Exercise instructions
Copy every line in the records below that contains the word "солдата".

------ Records

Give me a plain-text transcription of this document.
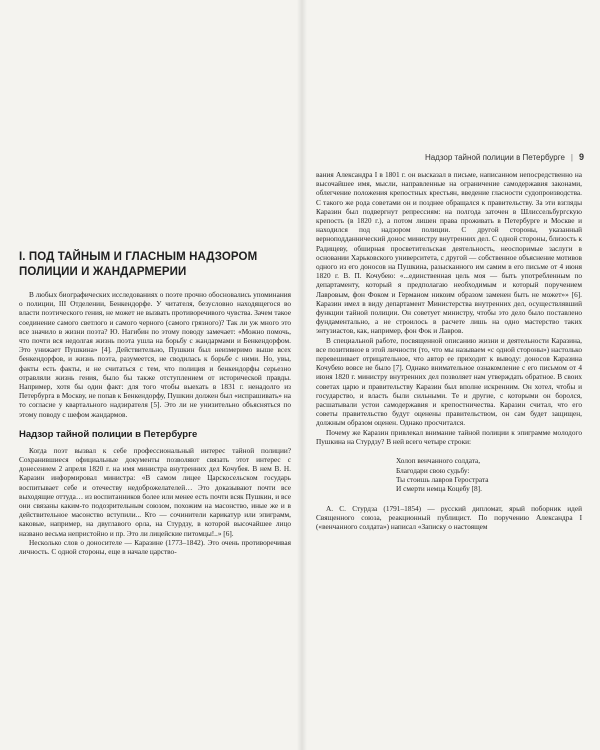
I. ПОД ТАЙНЫМ И ГЛАСНЫМ НАДЗОРОМ ПОЛИЦИИ И ЖАНДАРМЕРИИ

В любых биографических исследованиях о поэте прочно обосновались упоминания о полиции, III Отделении, Бенкендорфе. У читателя, безусловно находящегося во власти поэтического гения, не может не вызвать противоречивого чувства. Зачем такое соединение самого светлого и самого черного (самого грязного)? Так ли уж много это все значило в жизни поэта? Ю. Нагибин по этому поводу замечает: «Можно помочь, что почти вся недолгая жизнь поэта ушла на борьбу с жандармами и Бенкендорфом. Это унижает Пушкина» [4]. Действительно, Пушкин был неизмеримо выше всех бенкендорфов, и жизнь поэта, разумеется, не сводилась к борьбе с ними. Но, увы, факты есть факты, и не считаться с тем, что полиция и бенкендорфы серьезно отравляли жизнь гения, было бы также отступлением от исторической правды. Например, хотя бы один факт: для того чтобы выехать в 1831 г. ненадолго из Петербурга в Москву, не попав к Бенкендорфу, Пушкин должен был «испрашивать» на то согласие у квартального надзирателя [5]. Это ли не унизительно объясняться по этому поводу с шефом жандармов.

Надзор тайной полиции в Петербурге

Когда поэт вызвал к себе профессиональный интерес тайной полиции? Сохранившиеся официальные документы позволяют связать этот интерес с донесением 2 апреля 1820 г. на имя министра внутренних дел Кочубея. В нем В. Н. Каразин информировал министра: «В самом лицее Царскосельском государь воспитывает себе и отечеству недоброжелателей… Это доказывают почти все выходящие оттуда… из воспитанников более или менее есть почти всяк Пушкин, и все они связаны каким-то подозрительным союзом, похожим на масонство, иные же и в действительное масонство вступили... Кто — сочинители карикатур или эпиграмм, каковые, например, на двуглавого орла, на Стурдзу, в которой высочайшее лицо названо весьма непристойно и пр. Это ли лицейские питомцы!..» [6].

Несколько слов о доносителе — Каразине (1773–1842). Это очень противоречивая личность. С одной стороны, еще в начале царство-

Надзор тайной полиции в Петербурге | 9

вания Александра I в 1801 г. он высказал в письме, написанном непосредственно на высочайшее имя, мысли, направленные на ограничение самодержавия законами, облегчение положения крепостных крестьян, введение гласности судопроизводства. С такого же рода советами он и позднее обращался к правительству. За эти взгляды Каразин был подвергнут репрессиям: на полгода заточен в Шлиссельбургскую крепость (в 1820 г.), а потом лишен права проживать в Петербурге и Москве и находился под надзором полиции. С другой стороны, указанный верноподданнический донос министру внутренних дел. С одной стороны, близость к Радищеву, обширная просветительская деятельность, неоспоримые заслуги в основании Харьковского университета, с другой — собственное объяснение мотивов одного из его доносов на Пушкина, разысканного им самим в его письме от 4 июня 1820 г. В. П. Кочубею: «...единственная цель моя — быть употребленным по департаменту, который я предполагаю необходимым и который поручением Лавровым, фон Фоком и Германом никоим образом заменен быть не может»» [6]. Каразин имел в виду департамент Министерства внутренних дел, осуществлявший функции тайной полиции. Он советует министру, чтобы это дело было поставлено фундаментально, а не строилось в расчете лишь на одно мастерство таких энтузиастов, как, например, фон Фок и Лавров.

В специальной работе, посвященной описанию жизни и деятельности Каразина, все позитивное в этой личности (то, что мы называем «с одной стороны») настолько перевешивает отрицательное, что автор ее приходит к выводу: доносов Каразина Кочубею вовсе не было [7]. Однако внимательное ознакомление с его письмом от 4 июня 1820 г. министру внутренних дел позволяет нам утверждать обратное. В своих советах царю и правительству Каразин был вполне искренним. Он хотел, чтобы и государство, и власть были сильными. Те и другие, с которыми он боролся, расшатывали устои самодержавия и крепостничества. Каразин считал, что его советы правительство будут оценены правительством, он сам будет защищен, должным образом оценен. Однако просчитался.

Почему же Каразин привлекал внимание тайной полиции к эпиграмме молодого Пушкина на Стурдзу? В ней всего четыре строки:

Холоп венчанного солдата,
Благодари свою судьбу:
Ты стоишь лавров Герострата
И смерти немца Коцебу [8].

А. С. Стурдза (1791–1854) — русский дипломат, ярый поборник идей Священного союза, реакционный публицист. По поручению Александра I («венчанного солдата») написал «Записку о настоящем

------------

Answer to the problem
Холоп венчанного солдата,
А. С. Стурдза (1791–1854) — русский дипломат, ярый поборник идей Священного союза, реакционный публицист. По поручению Александра I («венчанного солдата») написал «Записку о настоящем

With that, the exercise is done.